[Chart and figure data]

########

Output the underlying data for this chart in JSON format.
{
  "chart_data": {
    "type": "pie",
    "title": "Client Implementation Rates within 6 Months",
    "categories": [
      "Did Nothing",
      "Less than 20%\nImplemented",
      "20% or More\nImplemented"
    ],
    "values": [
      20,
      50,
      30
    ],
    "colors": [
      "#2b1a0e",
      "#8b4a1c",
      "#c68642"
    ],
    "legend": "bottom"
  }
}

########

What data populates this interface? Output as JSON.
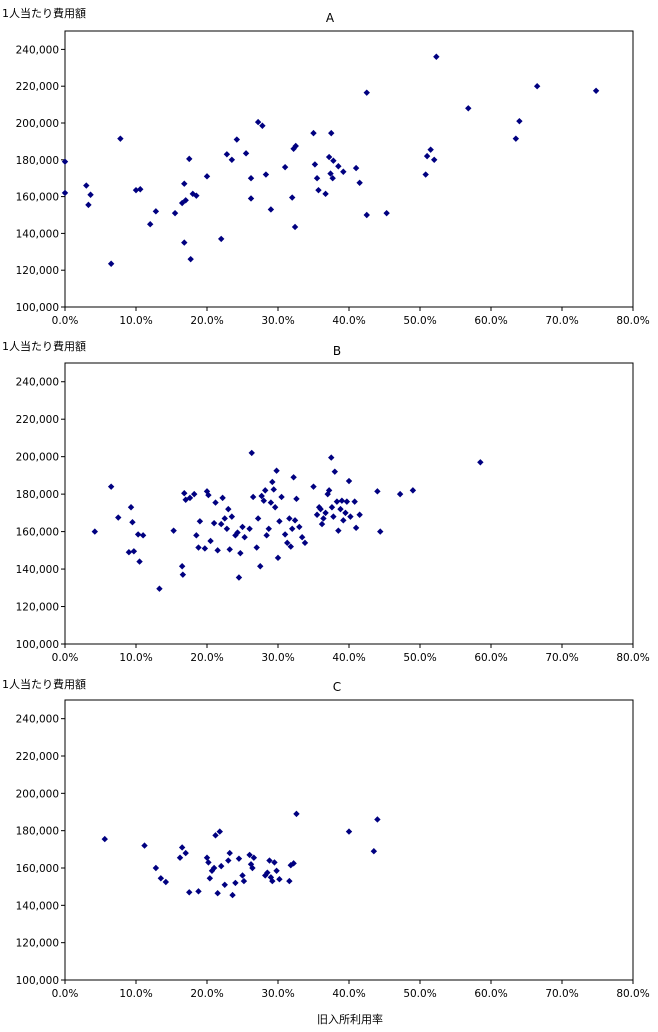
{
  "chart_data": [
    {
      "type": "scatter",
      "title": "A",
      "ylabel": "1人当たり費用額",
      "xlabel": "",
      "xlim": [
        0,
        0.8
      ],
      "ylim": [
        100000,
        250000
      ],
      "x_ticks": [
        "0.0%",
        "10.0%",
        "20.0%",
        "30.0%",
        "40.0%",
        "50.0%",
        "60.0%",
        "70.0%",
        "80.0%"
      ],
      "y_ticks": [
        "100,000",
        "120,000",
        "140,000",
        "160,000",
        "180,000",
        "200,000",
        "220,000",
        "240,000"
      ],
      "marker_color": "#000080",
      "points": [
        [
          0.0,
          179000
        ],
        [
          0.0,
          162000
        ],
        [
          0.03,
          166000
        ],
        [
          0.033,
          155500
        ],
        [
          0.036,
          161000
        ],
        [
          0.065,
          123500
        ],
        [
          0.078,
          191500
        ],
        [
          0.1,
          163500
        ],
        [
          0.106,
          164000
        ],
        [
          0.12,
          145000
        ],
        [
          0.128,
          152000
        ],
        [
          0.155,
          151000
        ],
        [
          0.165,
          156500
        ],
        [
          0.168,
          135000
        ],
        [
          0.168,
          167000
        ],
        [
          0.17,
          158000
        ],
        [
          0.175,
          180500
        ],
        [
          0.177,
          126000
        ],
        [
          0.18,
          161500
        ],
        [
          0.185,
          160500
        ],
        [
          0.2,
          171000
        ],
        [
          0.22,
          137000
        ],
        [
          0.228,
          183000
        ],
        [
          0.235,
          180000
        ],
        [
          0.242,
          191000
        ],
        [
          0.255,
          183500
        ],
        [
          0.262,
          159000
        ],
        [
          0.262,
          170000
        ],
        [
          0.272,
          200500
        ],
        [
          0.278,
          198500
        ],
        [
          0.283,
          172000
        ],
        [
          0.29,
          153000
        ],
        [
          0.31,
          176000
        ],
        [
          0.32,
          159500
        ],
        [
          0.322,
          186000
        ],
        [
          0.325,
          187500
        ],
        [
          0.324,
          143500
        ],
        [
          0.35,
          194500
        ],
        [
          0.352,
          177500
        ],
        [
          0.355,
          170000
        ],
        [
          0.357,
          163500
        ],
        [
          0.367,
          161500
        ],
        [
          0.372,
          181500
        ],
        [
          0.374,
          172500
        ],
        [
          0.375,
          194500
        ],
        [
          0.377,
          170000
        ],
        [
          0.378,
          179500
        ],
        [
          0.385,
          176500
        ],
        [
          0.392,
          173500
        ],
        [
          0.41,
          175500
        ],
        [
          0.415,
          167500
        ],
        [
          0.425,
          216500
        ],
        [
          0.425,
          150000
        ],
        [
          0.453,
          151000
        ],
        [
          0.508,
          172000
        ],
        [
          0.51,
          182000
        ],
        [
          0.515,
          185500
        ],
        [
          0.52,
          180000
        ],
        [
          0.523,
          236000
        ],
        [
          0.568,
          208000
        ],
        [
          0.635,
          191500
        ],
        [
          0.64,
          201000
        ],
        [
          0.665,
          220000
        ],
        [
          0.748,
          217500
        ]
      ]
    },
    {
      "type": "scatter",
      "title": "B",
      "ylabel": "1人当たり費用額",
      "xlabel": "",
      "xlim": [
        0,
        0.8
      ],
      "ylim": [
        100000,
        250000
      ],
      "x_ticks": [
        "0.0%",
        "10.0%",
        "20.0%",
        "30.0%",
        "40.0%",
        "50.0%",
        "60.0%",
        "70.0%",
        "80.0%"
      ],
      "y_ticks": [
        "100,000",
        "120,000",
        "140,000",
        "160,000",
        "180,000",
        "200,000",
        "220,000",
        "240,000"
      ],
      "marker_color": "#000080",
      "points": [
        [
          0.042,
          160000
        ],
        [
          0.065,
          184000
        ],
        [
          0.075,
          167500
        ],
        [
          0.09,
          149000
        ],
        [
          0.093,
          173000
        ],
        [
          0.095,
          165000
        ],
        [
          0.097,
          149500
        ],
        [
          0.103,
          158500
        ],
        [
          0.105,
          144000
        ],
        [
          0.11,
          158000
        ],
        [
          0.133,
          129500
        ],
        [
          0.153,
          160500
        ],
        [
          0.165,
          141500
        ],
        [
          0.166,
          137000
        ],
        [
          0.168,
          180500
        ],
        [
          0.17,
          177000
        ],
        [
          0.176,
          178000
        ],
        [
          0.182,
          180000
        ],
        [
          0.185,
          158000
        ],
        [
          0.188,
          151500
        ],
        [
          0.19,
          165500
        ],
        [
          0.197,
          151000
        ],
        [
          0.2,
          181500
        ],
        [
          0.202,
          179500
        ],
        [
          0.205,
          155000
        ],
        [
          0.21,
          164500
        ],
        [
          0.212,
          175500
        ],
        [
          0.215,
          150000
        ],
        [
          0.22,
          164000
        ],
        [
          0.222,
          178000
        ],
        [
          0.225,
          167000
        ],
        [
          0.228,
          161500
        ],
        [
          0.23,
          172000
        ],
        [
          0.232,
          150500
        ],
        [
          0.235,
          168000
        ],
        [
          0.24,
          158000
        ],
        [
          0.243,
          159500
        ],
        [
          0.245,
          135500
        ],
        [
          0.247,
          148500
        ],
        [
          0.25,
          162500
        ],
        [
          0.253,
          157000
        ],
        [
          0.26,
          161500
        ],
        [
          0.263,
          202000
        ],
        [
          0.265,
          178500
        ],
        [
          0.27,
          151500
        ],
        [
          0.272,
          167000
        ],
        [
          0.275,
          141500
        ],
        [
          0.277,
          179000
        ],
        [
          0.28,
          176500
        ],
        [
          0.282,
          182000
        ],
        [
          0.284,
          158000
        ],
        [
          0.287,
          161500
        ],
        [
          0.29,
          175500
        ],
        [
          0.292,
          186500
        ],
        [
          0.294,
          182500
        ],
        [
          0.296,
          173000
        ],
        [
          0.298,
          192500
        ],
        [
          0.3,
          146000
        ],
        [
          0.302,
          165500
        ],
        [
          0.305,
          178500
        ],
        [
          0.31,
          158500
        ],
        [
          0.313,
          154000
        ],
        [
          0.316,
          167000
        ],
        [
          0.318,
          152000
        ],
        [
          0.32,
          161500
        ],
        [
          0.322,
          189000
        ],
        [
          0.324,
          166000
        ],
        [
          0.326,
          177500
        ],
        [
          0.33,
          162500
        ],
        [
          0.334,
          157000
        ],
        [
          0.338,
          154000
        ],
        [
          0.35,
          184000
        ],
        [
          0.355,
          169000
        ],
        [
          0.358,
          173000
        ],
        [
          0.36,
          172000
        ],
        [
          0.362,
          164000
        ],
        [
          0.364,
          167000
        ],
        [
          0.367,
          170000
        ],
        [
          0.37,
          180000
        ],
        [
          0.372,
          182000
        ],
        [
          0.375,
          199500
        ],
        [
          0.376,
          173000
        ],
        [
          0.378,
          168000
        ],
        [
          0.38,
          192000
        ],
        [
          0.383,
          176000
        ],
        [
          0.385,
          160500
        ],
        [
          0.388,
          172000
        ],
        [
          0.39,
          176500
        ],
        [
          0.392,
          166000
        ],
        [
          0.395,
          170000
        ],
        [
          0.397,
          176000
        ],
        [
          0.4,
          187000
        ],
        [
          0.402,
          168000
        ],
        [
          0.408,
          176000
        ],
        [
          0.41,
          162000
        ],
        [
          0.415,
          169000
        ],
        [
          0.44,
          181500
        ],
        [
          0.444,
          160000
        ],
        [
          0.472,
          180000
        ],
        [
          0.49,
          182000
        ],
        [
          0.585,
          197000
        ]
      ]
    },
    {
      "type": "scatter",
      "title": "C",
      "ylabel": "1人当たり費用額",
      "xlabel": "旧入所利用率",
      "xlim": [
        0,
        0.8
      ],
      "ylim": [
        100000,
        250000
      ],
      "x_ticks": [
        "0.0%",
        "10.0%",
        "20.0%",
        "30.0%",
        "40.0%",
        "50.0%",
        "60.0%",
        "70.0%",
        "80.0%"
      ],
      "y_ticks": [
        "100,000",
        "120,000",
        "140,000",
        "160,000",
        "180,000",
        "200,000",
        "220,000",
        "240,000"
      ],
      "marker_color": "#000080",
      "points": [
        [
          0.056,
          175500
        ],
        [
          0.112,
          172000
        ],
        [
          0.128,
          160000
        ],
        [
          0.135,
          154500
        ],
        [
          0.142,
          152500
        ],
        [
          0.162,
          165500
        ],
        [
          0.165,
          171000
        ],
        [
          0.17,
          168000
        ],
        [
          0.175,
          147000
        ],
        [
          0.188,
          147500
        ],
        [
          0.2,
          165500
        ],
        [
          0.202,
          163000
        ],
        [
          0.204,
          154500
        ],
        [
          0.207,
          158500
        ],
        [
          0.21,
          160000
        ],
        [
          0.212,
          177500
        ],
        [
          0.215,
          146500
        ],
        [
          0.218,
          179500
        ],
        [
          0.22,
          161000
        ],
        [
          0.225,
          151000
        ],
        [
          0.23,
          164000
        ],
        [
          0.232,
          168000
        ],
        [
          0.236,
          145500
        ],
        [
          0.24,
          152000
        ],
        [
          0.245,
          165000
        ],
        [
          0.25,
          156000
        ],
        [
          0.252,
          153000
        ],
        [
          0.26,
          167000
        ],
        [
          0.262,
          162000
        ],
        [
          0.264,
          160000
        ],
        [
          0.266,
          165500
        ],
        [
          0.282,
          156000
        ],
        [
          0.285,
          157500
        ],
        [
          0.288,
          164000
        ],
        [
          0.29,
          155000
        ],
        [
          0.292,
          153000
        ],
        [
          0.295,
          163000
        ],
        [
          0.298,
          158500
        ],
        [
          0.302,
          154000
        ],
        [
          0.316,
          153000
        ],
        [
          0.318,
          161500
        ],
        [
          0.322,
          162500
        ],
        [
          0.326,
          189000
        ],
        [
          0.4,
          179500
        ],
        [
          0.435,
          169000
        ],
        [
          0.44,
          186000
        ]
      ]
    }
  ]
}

########

What is being asked >> Each line with the string "nImplemented" in it needs to be found and copied.

Written answer >>
      "Less than 20%\nImplemented",
      "20% or More\nImplemented"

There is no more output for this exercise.